=== WORK REQUIRED ===
Look for the word "CYCLES" in the entries below, then copy every line that has it.

Dataset records:
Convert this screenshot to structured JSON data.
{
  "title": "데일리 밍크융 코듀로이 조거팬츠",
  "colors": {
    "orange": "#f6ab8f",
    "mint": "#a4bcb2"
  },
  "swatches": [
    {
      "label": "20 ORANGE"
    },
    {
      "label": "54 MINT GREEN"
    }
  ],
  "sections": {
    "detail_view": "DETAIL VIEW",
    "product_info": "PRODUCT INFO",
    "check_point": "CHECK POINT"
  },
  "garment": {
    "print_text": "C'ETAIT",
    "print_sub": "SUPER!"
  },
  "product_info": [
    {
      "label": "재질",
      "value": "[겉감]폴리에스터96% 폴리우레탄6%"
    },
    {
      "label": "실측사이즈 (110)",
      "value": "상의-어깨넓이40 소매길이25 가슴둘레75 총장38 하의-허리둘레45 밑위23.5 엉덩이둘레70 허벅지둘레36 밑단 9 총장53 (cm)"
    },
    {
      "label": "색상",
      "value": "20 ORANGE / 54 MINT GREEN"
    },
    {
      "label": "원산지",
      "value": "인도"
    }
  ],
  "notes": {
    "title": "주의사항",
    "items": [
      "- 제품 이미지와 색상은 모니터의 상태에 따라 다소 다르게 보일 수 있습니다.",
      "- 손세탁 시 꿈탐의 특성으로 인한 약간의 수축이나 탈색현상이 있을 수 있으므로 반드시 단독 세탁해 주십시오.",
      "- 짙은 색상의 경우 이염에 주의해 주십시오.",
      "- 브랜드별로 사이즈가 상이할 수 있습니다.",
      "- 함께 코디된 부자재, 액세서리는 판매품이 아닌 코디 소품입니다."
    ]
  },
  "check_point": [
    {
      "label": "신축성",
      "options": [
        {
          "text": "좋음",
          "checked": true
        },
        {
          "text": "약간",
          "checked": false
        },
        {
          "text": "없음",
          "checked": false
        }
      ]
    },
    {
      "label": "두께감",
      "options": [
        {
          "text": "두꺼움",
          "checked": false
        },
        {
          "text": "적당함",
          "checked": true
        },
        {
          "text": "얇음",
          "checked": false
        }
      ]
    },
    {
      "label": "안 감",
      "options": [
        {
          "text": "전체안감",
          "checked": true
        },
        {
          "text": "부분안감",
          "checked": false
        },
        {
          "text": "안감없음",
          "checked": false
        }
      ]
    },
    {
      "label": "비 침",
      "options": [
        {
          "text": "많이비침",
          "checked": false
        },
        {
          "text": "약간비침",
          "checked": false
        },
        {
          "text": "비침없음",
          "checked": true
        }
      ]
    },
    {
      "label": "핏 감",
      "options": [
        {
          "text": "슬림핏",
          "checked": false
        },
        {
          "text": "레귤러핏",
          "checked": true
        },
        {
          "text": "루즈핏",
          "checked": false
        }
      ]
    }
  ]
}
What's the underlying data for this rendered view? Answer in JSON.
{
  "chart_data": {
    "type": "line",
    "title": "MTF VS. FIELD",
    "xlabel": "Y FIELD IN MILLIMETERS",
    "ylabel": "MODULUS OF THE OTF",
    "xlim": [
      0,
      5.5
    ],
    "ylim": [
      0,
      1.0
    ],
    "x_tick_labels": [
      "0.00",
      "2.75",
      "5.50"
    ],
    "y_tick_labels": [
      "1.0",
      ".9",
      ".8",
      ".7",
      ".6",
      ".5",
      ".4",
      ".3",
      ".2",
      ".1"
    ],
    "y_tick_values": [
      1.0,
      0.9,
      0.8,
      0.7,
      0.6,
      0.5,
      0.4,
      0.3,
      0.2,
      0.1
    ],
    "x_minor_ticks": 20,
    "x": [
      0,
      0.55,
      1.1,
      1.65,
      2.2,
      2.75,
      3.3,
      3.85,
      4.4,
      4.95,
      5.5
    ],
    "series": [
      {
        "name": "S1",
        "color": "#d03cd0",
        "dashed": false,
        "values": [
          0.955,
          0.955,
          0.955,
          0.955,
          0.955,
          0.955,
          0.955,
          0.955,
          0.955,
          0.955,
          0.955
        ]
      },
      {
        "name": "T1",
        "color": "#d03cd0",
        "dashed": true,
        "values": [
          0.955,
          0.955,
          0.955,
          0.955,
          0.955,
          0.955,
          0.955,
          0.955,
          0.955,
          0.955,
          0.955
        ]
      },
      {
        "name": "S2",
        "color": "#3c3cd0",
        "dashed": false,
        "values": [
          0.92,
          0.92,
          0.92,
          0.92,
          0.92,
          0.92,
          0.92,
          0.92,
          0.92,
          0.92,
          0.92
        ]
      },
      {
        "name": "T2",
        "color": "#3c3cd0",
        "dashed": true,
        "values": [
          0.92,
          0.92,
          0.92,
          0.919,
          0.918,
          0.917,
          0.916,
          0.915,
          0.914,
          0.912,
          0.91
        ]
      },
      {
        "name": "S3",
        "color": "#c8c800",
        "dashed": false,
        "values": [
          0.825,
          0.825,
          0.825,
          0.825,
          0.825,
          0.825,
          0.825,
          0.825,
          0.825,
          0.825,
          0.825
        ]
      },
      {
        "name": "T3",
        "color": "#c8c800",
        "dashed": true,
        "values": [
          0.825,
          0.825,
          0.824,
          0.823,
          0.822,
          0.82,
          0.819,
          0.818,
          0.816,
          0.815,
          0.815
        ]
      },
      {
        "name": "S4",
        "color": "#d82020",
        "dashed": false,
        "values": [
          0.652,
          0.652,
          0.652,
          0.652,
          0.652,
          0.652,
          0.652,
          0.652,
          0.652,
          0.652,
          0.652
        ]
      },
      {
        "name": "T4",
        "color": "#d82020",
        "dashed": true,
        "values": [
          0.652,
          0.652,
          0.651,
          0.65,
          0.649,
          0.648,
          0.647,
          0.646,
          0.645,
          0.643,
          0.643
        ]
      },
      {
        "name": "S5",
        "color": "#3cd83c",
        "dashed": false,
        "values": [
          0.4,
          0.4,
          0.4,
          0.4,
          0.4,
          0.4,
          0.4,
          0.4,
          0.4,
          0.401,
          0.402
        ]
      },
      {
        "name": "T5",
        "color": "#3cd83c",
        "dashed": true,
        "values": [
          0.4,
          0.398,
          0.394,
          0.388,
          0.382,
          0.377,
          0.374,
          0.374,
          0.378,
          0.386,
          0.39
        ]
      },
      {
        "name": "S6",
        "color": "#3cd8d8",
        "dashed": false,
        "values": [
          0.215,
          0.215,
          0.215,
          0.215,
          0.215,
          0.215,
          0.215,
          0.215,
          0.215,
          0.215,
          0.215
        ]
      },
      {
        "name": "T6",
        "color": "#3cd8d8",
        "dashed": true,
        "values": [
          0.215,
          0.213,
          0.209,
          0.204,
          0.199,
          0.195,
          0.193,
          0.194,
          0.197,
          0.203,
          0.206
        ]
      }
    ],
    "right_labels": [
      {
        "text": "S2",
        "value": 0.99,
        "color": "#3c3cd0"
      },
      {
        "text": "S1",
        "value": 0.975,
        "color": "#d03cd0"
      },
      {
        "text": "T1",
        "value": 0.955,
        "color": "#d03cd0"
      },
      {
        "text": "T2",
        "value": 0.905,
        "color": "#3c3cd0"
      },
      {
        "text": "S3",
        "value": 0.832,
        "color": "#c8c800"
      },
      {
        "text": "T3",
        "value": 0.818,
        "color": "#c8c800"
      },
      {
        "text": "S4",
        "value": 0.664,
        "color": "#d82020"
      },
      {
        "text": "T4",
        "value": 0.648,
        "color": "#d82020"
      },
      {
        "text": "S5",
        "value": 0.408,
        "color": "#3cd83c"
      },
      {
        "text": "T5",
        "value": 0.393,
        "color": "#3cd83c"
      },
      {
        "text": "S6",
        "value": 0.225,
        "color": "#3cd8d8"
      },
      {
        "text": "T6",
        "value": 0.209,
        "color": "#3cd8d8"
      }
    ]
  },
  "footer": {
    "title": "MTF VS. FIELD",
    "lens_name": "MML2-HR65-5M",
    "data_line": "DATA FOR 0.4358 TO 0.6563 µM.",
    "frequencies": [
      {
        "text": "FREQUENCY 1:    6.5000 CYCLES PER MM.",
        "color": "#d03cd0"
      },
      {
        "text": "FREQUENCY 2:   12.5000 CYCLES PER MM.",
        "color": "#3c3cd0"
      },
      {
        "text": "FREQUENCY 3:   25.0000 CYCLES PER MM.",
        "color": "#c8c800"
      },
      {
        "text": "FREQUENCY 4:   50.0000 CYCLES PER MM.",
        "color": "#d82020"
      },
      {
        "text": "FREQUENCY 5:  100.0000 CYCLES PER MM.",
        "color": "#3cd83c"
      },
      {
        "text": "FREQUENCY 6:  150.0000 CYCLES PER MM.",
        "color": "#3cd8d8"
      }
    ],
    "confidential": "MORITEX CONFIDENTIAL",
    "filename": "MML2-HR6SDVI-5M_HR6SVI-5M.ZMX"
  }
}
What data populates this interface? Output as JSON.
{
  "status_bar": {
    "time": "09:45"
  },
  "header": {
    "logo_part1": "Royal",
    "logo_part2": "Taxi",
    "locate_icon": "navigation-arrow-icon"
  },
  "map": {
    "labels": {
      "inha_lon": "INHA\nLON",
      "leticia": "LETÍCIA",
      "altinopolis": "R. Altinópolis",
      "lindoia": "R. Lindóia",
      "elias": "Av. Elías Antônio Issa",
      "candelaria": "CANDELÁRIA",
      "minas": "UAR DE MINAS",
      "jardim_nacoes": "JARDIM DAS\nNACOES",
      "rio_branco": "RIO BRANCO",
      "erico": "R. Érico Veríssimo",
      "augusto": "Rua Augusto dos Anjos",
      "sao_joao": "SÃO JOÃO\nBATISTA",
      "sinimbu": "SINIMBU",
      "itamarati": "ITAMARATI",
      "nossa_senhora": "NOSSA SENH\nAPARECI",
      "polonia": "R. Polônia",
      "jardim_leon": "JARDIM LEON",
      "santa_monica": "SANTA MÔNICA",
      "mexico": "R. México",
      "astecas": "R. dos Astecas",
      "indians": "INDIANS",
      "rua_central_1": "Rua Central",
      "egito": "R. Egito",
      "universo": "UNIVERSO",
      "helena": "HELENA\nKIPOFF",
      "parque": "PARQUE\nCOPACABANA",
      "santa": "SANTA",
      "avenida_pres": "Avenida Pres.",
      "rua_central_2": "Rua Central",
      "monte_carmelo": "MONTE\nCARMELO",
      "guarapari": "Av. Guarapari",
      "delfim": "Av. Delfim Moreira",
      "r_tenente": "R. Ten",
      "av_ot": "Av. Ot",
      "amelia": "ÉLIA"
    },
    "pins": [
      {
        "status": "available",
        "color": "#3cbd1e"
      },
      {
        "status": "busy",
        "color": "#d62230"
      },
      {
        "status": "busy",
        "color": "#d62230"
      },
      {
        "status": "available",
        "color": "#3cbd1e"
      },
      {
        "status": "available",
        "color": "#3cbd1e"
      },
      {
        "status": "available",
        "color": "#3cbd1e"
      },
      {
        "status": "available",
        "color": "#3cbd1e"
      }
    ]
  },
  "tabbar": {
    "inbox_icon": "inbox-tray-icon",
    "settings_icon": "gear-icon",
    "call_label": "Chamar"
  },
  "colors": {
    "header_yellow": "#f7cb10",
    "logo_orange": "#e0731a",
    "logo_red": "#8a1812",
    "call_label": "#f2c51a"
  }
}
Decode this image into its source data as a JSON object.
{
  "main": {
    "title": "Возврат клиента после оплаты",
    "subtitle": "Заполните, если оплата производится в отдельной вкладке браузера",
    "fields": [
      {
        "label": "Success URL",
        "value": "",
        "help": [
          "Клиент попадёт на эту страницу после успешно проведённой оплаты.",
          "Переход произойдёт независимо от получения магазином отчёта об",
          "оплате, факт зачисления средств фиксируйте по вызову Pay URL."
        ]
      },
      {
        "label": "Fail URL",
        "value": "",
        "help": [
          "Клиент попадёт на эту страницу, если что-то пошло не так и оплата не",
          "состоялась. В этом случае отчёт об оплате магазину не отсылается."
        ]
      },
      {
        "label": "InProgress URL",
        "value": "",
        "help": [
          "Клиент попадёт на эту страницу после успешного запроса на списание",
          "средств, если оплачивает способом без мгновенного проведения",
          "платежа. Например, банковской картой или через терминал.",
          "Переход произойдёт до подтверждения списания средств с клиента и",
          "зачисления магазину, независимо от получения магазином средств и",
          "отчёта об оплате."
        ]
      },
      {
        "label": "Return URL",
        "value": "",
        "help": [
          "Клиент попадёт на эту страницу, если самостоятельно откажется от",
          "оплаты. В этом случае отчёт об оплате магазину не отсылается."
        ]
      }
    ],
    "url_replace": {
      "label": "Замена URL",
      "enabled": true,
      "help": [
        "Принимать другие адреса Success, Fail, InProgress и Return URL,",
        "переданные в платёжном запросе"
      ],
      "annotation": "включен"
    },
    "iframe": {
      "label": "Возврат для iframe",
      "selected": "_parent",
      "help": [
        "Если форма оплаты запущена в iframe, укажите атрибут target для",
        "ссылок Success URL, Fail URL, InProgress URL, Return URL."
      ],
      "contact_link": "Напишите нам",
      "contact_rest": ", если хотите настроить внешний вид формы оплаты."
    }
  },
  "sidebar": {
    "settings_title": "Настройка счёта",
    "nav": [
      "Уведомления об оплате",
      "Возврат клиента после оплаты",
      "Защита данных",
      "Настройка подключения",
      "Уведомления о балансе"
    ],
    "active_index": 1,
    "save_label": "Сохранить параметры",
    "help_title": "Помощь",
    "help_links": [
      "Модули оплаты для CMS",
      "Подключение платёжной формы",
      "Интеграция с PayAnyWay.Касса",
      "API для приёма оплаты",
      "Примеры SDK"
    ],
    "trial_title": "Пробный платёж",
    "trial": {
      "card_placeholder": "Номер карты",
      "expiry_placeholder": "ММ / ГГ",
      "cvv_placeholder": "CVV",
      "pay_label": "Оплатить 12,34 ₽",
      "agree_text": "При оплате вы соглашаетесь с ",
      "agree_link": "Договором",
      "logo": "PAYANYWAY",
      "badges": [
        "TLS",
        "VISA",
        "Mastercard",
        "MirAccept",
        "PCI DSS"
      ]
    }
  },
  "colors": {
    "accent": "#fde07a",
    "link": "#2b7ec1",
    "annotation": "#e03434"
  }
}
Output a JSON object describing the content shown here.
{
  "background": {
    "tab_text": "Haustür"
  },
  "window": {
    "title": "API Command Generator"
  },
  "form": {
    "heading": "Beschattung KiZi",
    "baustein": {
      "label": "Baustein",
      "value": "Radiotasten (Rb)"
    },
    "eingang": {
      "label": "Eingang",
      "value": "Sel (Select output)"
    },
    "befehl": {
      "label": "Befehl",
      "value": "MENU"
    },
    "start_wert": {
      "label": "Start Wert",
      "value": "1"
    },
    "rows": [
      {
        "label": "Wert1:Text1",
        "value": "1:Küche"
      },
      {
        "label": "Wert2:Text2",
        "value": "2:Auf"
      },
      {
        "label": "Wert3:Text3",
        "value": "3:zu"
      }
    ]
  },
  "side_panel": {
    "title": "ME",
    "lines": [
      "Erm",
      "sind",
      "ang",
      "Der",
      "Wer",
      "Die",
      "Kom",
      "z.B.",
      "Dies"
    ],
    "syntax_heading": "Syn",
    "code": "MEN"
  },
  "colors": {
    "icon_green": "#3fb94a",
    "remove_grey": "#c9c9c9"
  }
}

=== EXERCISE ANSWER ===
        "text": "FREQUENCY 1:    6.5000 CYCLES PER MM.",
        "text": "FREQUENCY 2:   12.5000 CYCLES PER MM.",
        "text": "FREQUENCY 3:   25.0000 CYCLES PER MM.",
        "text": "FREQUENCY 4:   50.0000 CYCLES PER MM.",
        "text": "FREQUENCY 5:  100.0000 CYCLES PER MM.",
        "text": "FREQUENCY 6:  150.0000 CYCLES PER MM.",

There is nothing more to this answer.